◆ **DESCRIPTION OF THE TASK**
Copy out all the records exactly.

#### DATASET RECORDS

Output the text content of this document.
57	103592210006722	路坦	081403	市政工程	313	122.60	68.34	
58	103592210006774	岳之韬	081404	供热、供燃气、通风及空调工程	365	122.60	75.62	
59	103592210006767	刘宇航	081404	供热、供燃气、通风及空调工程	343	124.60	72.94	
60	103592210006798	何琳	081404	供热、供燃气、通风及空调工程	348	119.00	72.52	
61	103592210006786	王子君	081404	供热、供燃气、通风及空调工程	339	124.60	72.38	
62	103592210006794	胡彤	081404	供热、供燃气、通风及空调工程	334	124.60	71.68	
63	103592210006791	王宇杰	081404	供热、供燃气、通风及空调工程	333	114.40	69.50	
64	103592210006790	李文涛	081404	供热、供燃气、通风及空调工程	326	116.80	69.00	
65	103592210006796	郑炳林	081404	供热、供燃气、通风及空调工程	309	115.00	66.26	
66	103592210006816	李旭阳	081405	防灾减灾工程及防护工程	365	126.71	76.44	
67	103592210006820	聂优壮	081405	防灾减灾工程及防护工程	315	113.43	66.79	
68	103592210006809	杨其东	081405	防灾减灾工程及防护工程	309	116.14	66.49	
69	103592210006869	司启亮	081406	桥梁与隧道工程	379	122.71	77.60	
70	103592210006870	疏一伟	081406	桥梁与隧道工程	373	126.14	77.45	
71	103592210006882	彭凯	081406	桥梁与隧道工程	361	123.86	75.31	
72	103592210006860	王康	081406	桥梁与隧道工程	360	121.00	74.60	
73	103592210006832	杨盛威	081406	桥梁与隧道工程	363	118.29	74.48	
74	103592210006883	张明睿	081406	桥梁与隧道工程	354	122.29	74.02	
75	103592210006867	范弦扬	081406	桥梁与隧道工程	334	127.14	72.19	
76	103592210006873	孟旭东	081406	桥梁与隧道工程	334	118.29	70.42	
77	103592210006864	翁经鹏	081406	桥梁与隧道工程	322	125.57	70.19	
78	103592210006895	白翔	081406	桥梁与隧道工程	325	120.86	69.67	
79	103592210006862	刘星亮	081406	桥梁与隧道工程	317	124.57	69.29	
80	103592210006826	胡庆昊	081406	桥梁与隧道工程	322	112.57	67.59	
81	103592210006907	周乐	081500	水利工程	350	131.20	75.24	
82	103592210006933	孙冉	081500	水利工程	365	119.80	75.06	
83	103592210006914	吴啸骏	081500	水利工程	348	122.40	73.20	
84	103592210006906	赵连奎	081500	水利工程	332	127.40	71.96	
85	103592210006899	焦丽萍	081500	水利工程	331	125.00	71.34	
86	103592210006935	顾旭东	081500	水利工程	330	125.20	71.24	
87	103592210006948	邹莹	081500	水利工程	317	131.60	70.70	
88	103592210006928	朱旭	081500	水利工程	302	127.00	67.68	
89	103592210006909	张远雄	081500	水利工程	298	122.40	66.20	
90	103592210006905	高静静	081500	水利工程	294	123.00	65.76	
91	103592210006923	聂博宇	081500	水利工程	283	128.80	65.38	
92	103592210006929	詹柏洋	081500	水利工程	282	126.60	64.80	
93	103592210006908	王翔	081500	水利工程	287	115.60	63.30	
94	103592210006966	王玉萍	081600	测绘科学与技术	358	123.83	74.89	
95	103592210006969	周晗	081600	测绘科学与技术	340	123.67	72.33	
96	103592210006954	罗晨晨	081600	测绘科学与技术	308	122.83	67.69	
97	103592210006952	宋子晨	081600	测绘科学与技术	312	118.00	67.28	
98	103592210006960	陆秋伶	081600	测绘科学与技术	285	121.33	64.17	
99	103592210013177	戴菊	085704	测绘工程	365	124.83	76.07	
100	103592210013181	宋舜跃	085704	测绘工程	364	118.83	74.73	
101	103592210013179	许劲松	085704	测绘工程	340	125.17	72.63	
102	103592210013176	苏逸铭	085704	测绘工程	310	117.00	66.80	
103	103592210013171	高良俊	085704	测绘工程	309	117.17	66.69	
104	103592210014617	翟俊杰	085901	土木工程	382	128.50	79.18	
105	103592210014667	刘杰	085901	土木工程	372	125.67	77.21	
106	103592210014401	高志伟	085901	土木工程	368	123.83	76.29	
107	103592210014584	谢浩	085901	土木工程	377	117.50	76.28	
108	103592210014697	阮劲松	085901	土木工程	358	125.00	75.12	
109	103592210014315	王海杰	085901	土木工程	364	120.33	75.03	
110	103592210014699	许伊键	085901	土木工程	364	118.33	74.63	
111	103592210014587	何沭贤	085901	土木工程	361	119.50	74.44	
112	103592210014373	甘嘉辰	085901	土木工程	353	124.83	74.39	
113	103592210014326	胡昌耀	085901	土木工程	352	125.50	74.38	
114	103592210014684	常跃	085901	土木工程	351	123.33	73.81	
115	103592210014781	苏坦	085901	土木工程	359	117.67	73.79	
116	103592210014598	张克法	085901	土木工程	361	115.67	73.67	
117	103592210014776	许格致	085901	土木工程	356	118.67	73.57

########

◆ **ANSWER BELOW**
Output the text content of this document.
57	103592210006722	路坦	081403	市政工程	313	122.60	68.34	
58	103592210006774	岳之韬	081404	供热、供燃气、通风及空调工程	365	122.60	75.62	
59	103592210006767	刘宇航	081404	供热、供燃气、通风及空调工程	343	124.60	72.94	
60	103592210006798	何琳	081404	供热、供燃气、通风及空调工程	348	119.00	72.52	
61	103592210006786	王子君	081404	供热、供燃气、通风及空调工程	339	124.60	72.38	
62	103592210006794	胡彤	081404	供热、供燃气、通风及空调工程	334	124.60	71.68	
63	103592210006791	王宇杰	081404	供热、供燃气、通风及空调工程	333	114.40	69.50	
64	103592210006790	李文涛	081404	供热、供燃气、通风及空调工程	326	116.80	69.00	
65	103592210006796	郑炳林	081404	供热、供燃气、通风及空调工程	309	115.00	66.26	
66	103592210006816	李旭阳	081405	防灾减灾工程及防护工程	365	126.71	76.44	
67	103592210006820	聂优壮	081405	防灾减灾工程及防护工程	315	113.43	66.79	
68	103592210006809	杨其东	081405	防灾减灾工程及防护工程	309	116.14	66.49	
69	103592210006869	司启亮	081406	桥梁与隧道工程	379	122.71	77.60	
70	103592210006870	疏一伟	081406	桥梁与隧道工程	373	126.14	77.45	
71	103592210006882	彭凯	081406	桥梁与隧道工程	361	123.86	75.31	
72	103592210006860	王康	081406	桥梁与隧道工程	360	121.00	74.60	
73	103592210006832	杨盛威	081406	桥梁与隧道工程	363	118.29	74.48	
74	103592210006883	张明睿	081406	桥梁与隧道工程	354	122.29	74.02	
75	103592210006867	范弦扬	081406	桥梁与隧道工程	334	127.14	72.19	
76	103592210006873	孟旭东	081406	桥梁与隧道工程	334	118.29	70.42	
77	103592210006864	翁经鹏	081406	桥梁与隧道工程	322	125.57	70.19	
78	103592210006895	白翔	081406	桥梁与隧道工程	325	120.86	69.67	
79	103592210006862	刘星亮	081406	桥梁与隧道工程	317	124.57	69.29	
80	103592210006826	胡庆昊	081406	桥梁与隧道工程	322	112.57	67.59	
81	103592210006907	周乐	081500	水利工程	350	131.20	75.24	
82	103592210006933	孙冉	081500	水利工程	365	119.80	75.06	
83	103592210006914	吴啸骏	081500	水利工程	348	122.40	73.20	
84	103592210006906	赵连奎	081500	水利工程	332	127.40	71.96	
85	103592210006899	焦丽萍	081500	水利工程	331	125.00	71.34	
86	103592210006935	顾旭东	081500	水利工程	330	125.20	71.24	
87	103592210006948	邹莹	081500	水利工程	317	131.60	70.70	
88	103592210006928	朱旭	081500	水利工程	302	127.00	67.68	
89	103592210006909	张远雄	081500	水利工程	298	122.40	66.20	
90	103592210006905	高静静	081500	水利工程	294	123.00	65.76	
91	103592210006923	聂博宇	081500	水利工程	283	128.80	65.38	
92	103592210006929	詹柏洋	081500	水利工程	282	126.60	64.80	
93	103592210006908	王翔	081500	水利工程	287	115.60	63.30	
94	103592210006966	王玉萍	081600	测绘科学与技术	358	123.83	74.89	
95	103592210006969	周晗	081600	测绘科学与技术	340	123.67	72.33	
96	103592210006954	罗晨晨	081600	测绘科学与技术	308	122.83	67.69	
97	103592210006952	宋子晨	081600	测绘科学与技术	312	118.00	67.28	
98	103592210006960	陆秋伶	081600	测绘科学与技术	285	121.33	64.17	
99	103592210013177	戴菊	085704	测绘工程	365	124.83	76.07	
100	103592210013181	宋舜跃	085704	测绘工程	364	118.83	74.73	
101	103592210013179	许劲松	085704	测绘工程	340	125.17	72.63	
102	103592210013176	苏逸铭	085704	测绘工程	310	117.00	66.80	
103	103592210013171	高良俊	085704	测绘工程	309	117.17	66.69	
104	103592210014617	翟俊杰	085901	土木工程	382	128.50	79.18	
105	103592210014667	刘杰	085901	土木工程	372	125.67	77.21	
106	103592210014401	高志伟	085901	土木工程	368	123.83	76.29	
107	103592210014584	谢浩	085901	土木工程	377	117.50	76.28	
108	103592210014697	阮劲松	085901	土木工程	358	125.00	75.12	
109	103592210014315	王海杰	085901	土木工程	364	120.33	75.03	
110	103592210014699	许伊键	085901	土木工程	364	118.33	74.63	
111	103592210014587	何沭贤	085901	土木工程	361	119.50	74.44	
112	103592210014373	甘嘉辰	085901	土木工程	353	124.83	74.39	
113	103592210014326	胡昌耀	085901	土木工程	352	125.50	74.38	
114	103592210014684	常跃	085901	土木工程	351	123.33	73.81	
115	103592210014781	苏坦	085901	土木工程	359	117.67	73.79	
116	103592210014598	张克法	085901	土木工程	361	115.67	73.67	
117	103592210014776	许格致	085901	土木工程	356	118.67	73.57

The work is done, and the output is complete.